- [Passage]:
__________
In respect to LC, several modalities have been identified as good indicators, including CT/PET/MRI scans [
22], clinical/metabolomic biomarkers [
34], and volatile organic compounds [
35]. However, current screening trials, such as NLST, oversimplify LC risk prediction, reducing the cost efficacy due to the primary use of low-dose CT scans. It has been recognised that the pre-test probability can be improved if other clinical biomarkers, such as cancer history, history of other diseases, and asbestos exposure, are used [
36]. This provides evidence on the suitability of multimodal learning for LC classification. However, in contrast to AD, there is a lack of multimodal datasets suitable for the inclusion of these biomarkers. Ref. [
20] utilised the NLST and VLSP datasets and applied a co-learning approach, achieving an AUC (area under curve) of 0.91. However, it was articulated that their approach could be improved with additional CDEs, thus, providing an impetus for the implementation of a novel dataset.
The Lung Cancer Screening (LUCAS) dataset, published in 2020, provides 830 samples, including 76 CDEs and CT scans for each patient. This dataset was also presented alongside a benchmark ML architecture with an F1 and AUC score of 0.25 and 0.702, respectively [
37]. More recently, the SAMA model improved this to an F1 score of 0.341 with a standard deviation of 0.058 [
38]. The additional CDE data, despite the smaller sample size, provides a solution to the aforementioned limitation expressed by [
20]. However, the data presented by [
37] lacked clarity regarding the categorical nature of the CDEs. Despite the critical comparison against more established datasets, [
37] offers an alternative dataset to provide an incentive for the development of multimodal ML for LC classification.
__________
- [Data supplied]:
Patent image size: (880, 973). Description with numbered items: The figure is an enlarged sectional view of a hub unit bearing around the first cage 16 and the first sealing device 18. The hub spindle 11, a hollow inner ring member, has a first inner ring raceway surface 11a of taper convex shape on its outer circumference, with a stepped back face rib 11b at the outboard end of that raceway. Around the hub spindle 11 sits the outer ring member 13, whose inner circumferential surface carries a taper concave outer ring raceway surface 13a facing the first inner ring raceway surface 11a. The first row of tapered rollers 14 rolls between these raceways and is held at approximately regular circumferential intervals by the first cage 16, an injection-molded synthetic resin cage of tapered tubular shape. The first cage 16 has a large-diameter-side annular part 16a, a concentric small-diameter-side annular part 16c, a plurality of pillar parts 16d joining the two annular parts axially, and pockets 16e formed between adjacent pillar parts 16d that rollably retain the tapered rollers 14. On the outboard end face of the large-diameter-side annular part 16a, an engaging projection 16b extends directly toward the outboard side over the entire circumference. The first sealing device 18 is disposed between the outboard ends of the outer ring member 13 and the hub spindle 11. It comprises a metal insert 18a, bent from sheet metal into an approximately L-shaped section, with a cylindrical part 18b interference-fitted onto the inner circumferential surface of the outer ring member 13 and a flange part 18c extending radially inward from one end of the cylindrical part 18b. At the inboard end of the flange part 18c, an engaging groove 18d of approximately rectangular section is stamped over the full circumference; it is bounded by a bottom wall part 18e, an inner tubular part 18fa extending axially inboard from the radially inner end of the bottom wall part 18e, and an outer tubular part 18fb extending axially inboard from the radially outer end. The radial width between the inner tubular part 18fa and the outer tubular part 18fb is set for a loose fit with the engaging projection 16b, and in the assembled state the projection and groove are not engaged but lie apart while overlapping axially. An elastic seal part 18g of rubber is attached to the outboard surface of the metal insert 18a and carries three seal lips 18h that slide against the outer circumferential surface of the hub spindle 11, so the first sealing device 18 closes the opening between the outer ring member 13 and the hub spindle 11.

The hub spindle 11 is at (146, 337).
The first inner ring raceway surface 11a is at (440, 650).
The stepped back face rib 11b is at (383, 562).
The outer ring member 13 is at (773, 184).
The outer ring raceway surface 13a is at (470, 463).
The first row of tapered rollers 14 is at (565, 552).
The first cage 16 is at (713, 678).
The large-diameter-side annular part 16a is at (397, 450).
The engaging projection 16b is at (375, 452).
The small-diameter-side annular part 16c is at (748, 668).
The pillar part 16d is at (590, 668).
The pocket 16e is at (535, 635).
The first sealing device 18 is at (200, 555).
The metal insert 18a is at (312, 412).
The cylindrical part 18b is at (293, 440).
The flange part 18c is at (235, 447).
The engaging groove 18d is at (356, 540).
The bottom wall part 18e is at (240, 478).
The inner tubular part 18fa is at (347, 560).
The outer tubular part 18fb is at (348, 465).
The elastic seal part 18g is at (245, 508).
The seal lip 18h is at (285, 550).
__________
- [Problems to work on]:
1/ Transcribe the stretch of the lung cancer passage from "The Lung Cancer" through "ML for LC classification.".
2/ Write the next part of the passage on lung cancer screening datasets, picking up after its final sentence.

- [Written responses]:
1/
The Lung Cancer Screening (LUCAS) dataset, published in 2020, provides 830 samples, including 76 CDEs and CT scans for each patient. This dataset was also presented alongside a benchmark ML architecture with an F1 and AUC score of 0.25 and 0.702, respectively [
37]. More recently, the SAMA model improved this to an F1 score of 0.341 with a standard deviation of 0.058 [
38]. The additional CDE data, despite the smaller sample size, provides a solution to the aforementioned limitation expressed by [
20]. However, the data presented by [
37] lacked clarity regarding the categorical nature of the CDEs. Despite the critical comparison against more established datasets, [
37] offers an alternative dataset to provide an incentive for the development of multimodal ML for LC classification.

2/
While the aforementioned approach proposed by [
33] yielded good results for AD classification, the implementation for LC must be further validated. Ref. [
39] identified that simple concatenation of the output features of unimodal models may lack the depth needed to exploit intermodal interactions. This implies that the implementation presented by [
33] may fail to exploit the full potential of multiple modalities. In contrast, [
16] extracts intermediate features from a pre-trained CNN model. It was identified that extracting these multi-level features from various layers within a CNN provided a richer feature representation and higher AUC than those purely extracted from the last fully connected layer. This richer fusion technique was more effective at exploiting the complex multimodal associations within heterogenous data, and increased the accuracy from 83.6 to 91.1 [
16]. The method presented by [
16] provides an approach which can be applied to the task of LC classification, as demonstrated in the subsequent sections of this study.
Although the argument presented by [
16] highlights the potential benefits of extracting a richer feature representation from the CT scan, there is a requirement to learn a good feature representation in every modality before information fusion. This establishes a need to increase the dimensionality of the CDEs. Ref. [
16] used a denoising autoencoder to achieve this, with an architecture in which the dimension of the encoded layer is greater than the dimension of the input layer. This further questions the validity of the approach used by [
33], as the down-sampling from successive layers within a CNN is also a process of information loss [
16]. Acknowledging the approaches of both [
16] and [
33], the solution presented in this study aimed to improve the feature representation of each modality, prior to fusion, for the task of LC classification.